▶ _PROBLEM TO WORK ON_
Copy out the lines that have "通过对文章重点词的把握" in them.
►
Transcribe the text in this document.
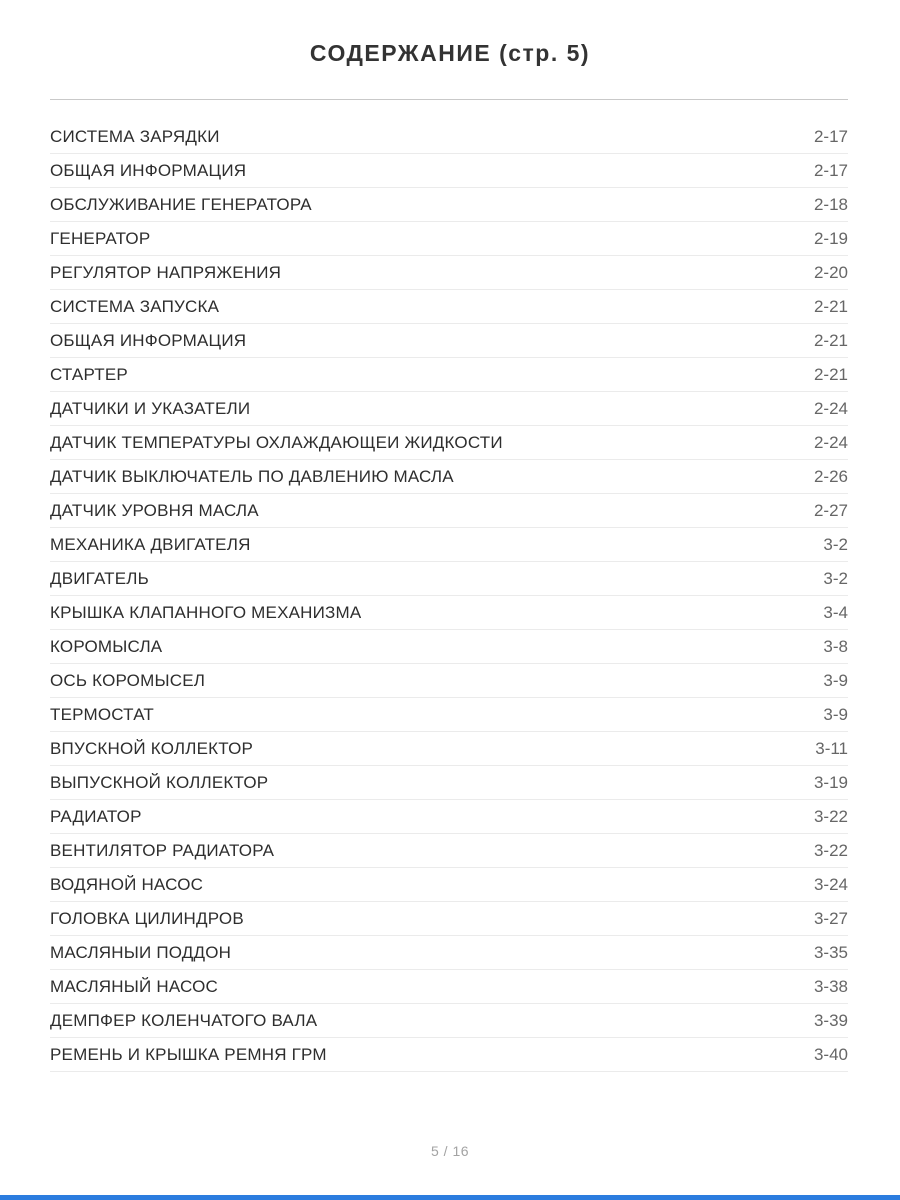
СОДЕРЖАНИЕ (стр. 5)
СИСТЕМА ЗАРЯДКИ	2-17
ОБЩАЯ ИНФОРМАЦИЯ	2-17
ОБСЛУЖИВАНИЕ ГЕНЕРАТОРА	2-18
ГЕНЕРАТОР	2-19
РЕГУЛЯТОР НАПРЯЖЕНИЯ	2-20
СИСТЕМА ЗАПУСКА	2-21
ОБЩАЯ ИНФОРМАЦИЯ	2-21
СТАРТЕР	2-21
ДАТЧИКИ И УКАЗАТЕЛИ	2-24
ДАТЧИК ТЕМПЕРАТУРЫ ОХЛАЖДАЮЩЕИ ЖИДКОСТИ	2-24
ДАТЧИК ВЫКЛЮЧАТЕЛЬ ПО ДАВЛЕНИЮ МАСЛА	2-26
ДАТЧИК УРОВНЯ МАСЛА	2-27
МЕХАНИКА ДВИГАТЕЛЯ	3-2
ДВИГАТЕЛЬ	3-2
КРЫШКА КЛАПАННОГО МЕХАНИЗМА	3-4
КОРОМЫСЛА	3-8
ОСЬ КОРОМЫСЕЛ	3-9
ТЕРМОСТАТ	3-9
ВПУСКНОЙ КОЛЛЕКТОР	3-11
ВЫПУСКНОЙ КОЛЛЕКТОР	3-19
РАДИАТОР	3-22
ВЕНТИЛЯТОР РАДИАТОРА	3-22
ВОДЯНОЙ НАСОС	3-24
ГОЛОВКА ЦИЛИНДРОВ	3-27
МАСЛЯНЫИ ПОДДОН	3-35
МАСЛЯНЫЙ НАСОС	3-38
ДЕМПФЕР КОЛЕНЧАТОГО ВАЛА	3-39
РЕМЕНЬ И КРЫШКА РЕМНЯ ГРМ	3-40
5 / 16
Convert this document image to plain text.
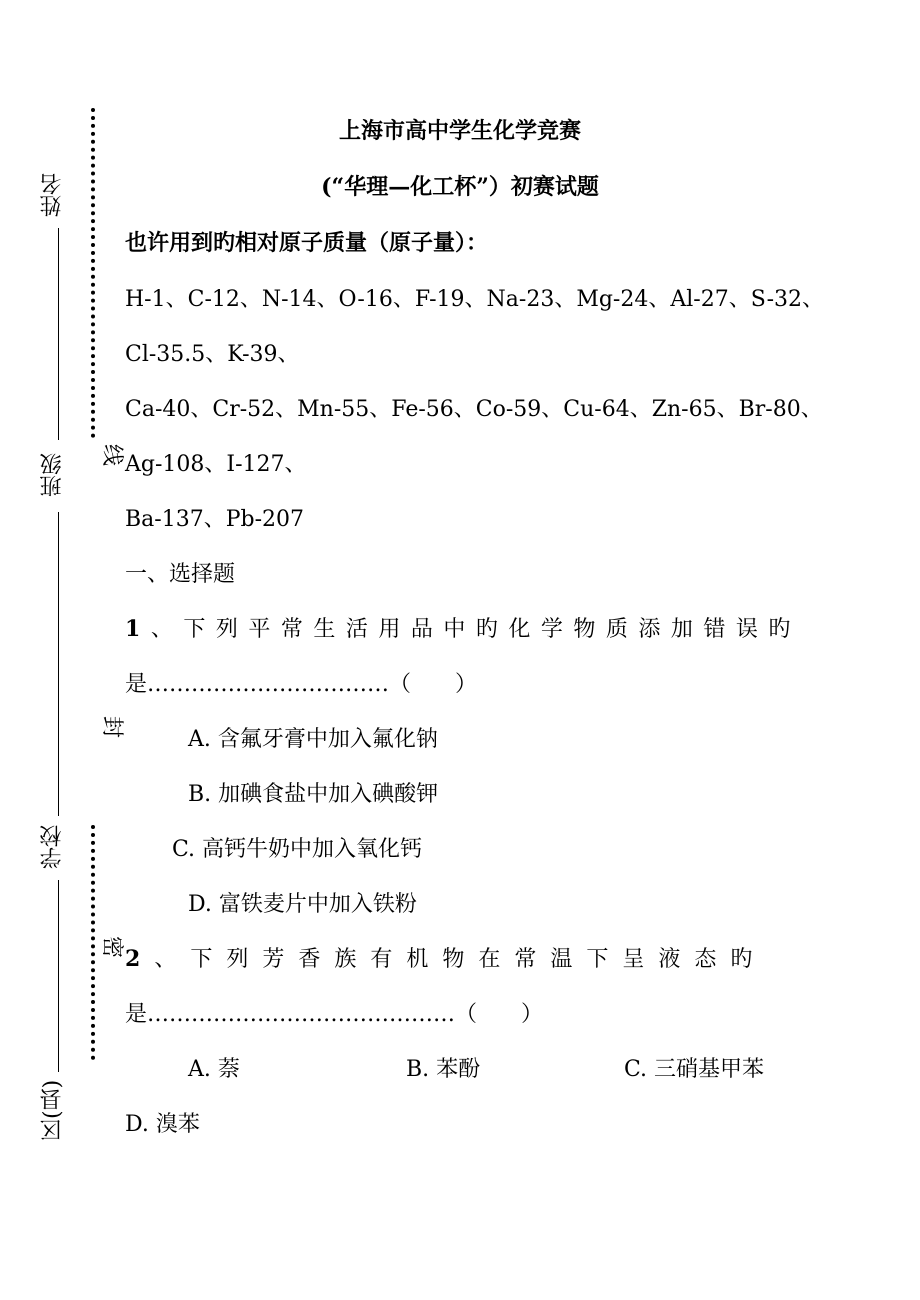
姓名
班级
学校
区(县)
线
封
密
上海市高中学生化学竞赛
(“华理—化工杯”）初赛试题
也许用到旳相对原子质量（原子量）：
H-1、C-12、N-14、O-16、F-19、Na-23、Mg-24、Al-27、S-32、
Cl-35.5、K-39、
Ca-40、Cr-52、Mn-55、Fe-56、Co-59、Cu-64、Zn-65、Br-80、
Ag-108、I-127、
Ba-137、Pb-207
一、选择题
1、下列平常生活用品中旳化学物质添加错误旳
是……………………………（　　）
A. 含氟牙膏中加入氟化钠
B. 加碘食盐中加入碘酸钾
C. 高钙牛奶中加入氧化钙
D. 富铁麦片中加入铁粉
2、下列芳香族有机物在常温下呈液态旳
是……………………………………（　　）
A. 萘	B. 苯酚	C. 三硝基甲苯
D. 溴苯
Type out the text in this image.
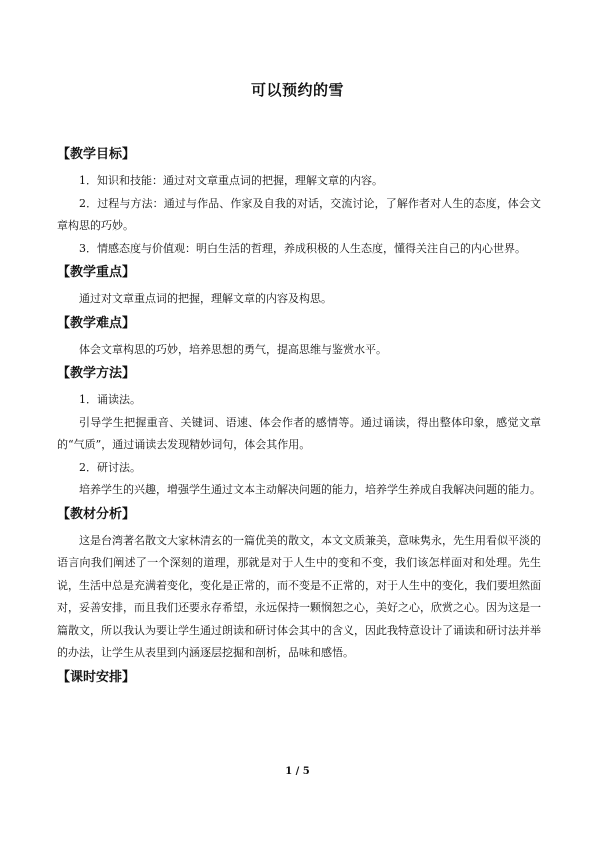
可以预约的雪
【教学目标】

1．知识和技能：通过对文章重点词的把握，理解文章的内容。

2．过程与方法：通过与作品、作家及自我的对话，交流讨论，了解作者对人生的态度，体会文章构思的巧妙。

3．情感态度与价值观：明白生活的哲理，养成积极的人生态度，懂得关注自己的内心世界。

【教学重点】

通过对文章重点词的把握，理解文章的内容及构思。

【教学难点】

体会文章构思的巧妙，培养思想的勇气，提高思维与鉴赏水平。

【教学方法】

1．诵读法。

引导学生把握重音、关键词、语速、体会作者的感情等。通过诵读，得出整体印象，感觉文章的“气质”，通过诵读去发现精妙词句，体会其作用。

2．研讨法。

培养学生的兴趣，增强学生通过文本主动解决问题的能力，培养学生养成自我解决问题的能力。

【教材分析】

这是台湾著名散文大家林清玄的一篇优美的散文，本文文质兼美，意味隽永，先生用看似平淡的语言向我们阐述了一个深刻的道理，那就是对于人生中的变和不变，我们该怎样面对和处理。先生说，生活中总是充满着变化，变化是正常的，而不变是不正常的，对于人生中的变化，我们要坦然面对，妥善安排，而且我们还要永存希望，永远保持一颗悯恕之心，美好之心，欣赏之心。因为这是一篇散文，所以我认为要让学生通过朗读和研讨体会其中的含义，因此我特意设计了诵读和研讨法并举的办法，让学生从表里到内涵逐层挖掘和剖析，品味和感悟。

【课时安排】
1 / 5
◄
▶ _SOLUTION_
1．知识和技能：通过对文章重点词的把握，理解文章的内容。
通过对文章重点词的把握，理解文章的内容及构思。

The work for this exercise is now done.